WHAT YOU NEED TO DO :: Extract all records. Keep each one exact.
· · ·
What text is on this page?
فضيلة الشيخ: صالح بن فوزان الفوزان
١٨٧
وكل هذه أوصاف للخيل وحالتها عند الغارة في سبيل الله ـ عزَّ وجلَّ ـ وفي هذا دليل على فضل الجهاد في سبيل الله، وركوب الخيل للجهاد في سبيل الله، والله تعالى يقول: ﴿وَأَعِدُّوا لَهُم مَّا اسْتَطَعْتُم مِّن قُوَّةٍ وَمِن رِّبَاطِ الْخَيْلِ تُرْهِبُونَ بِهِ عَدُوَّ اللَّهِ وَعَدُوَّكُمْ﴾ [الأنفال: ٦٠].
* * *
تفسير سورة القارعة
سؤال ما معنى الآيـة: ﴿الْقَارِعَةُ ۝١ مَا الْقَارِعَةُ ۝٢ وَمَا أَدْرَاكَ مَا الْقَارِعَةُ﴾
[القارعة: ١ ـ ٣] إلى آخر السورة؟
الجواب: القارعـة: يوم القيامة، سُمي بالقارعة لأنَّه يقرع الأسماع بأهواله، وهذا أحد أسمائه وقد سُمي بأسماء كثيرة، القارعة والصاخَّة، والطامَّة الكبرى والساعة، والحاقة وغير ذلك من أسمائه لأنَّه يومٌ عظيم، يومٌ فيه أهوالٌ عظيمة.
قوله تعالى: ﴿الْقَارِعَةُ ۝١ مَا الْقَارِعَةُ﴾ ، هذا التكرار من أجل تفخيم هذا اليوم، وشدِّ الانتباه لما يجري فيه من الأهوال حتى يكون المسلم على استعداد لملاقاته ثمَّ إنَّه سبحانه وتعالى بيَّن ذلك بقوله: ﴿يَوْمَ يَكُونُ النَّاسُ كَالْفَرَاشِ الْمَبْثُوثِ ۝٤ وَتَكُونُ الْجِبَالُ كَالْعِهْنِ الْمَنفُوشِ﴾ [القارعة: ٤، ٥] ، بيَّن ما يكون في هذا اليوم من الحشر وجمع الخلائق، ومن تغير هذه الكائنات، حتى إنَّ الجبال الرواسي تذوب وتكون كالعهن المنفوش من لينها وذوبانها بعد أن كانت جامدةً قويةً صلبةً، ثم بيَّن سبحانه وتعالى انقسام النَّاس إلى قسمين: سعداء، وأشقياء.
· · ·
SOLVED EXERCISE ::
What text is on this page?
فضيلة الشيخ: صالح بن فوزان الفوزان
١٨٧
وكل هذه أوصاف للخيل وحالتها عند الغارة في سبيل الله ـ عزَّ وجلَّ ـ وفي هذا دليل على فضل الجهاد في سبيل الله، وركوب الخيل للجهاد في سبيل الله، والله تعالى يقول: ﴿وَأَعِدُّوا لَهُم مَّا اسْتَطَعْتُم مِّن قُوَّةٍ وَمِن رِّبَاطِ الْخَيْلِ تُرْهِبُونَ بِهِ عَدُوَّ اللَّهِ وَعَدُوَّكُمْ﴾ [الأنفال: ٦٠].
* * *
تفسير سورة القارعة
سؤال ما معنى الآيـة: ﴿الْقَارِعَةُ ۝١ مَا الْقَارِعَةُ ۝٢ وَمَا أَدْرَاكَ مَا الْقَارِعَةُ﴾
[القارعة: ١ ـ ٣] إلى آخر السورة؟
الجواب: القارعـة: يوم القيامة، سُمي بالقارعة لأنَّه يقرع الأسماع بأهواله، وهذا أحد أسمائه وقد سُمي بأسماء كثيرة، القارعة والصاخَّة، والطامَّة الكبرى والساعة، والحاقة وغير ذلك من أسمائه لأنَّه يومٌ عظيم، يومٌ فيه أهوالٌ عظيمة.
قوله تعالى: ﴿الْقَارِعَةُ ۝١ مَا الْقَارِعَةُ﴾ ، هذا التكرار من أجل تفخيم هذا اليوم، وشدِّ الانتباه لما يجري فيه من الأهوال حتى يكون المسلم على استعداد لملاقاته ثمَّ إنَّه سبحانه وتعالى بيَّن ذلك بقوله: ﴿يَوْمَ يَكُونُ النَّاسُ كَالْفَرَاشِ الْمَبْثُوثِ ۝٤ وَتَكُونُ الْجِبَالُ كَالْعِهْنِ الْمَنفُوشِ﴾ [القارعة: ٤، ٥] ، بيَّن ما يكون في هذا اليوم من الحشر وجمع الخلائق، ومن تغير هذه الكائنات، حتى إنَّ الجبال الرواسي تذوب وتكون كالعهن المنفوش من لينها وذوبانها بعد أن كانت جامدةً قويةً صلبةً، ثم بيَّن سبحانه وتعالى انقسام النَّاس إلى قسمين: سعداء، وأشقياء.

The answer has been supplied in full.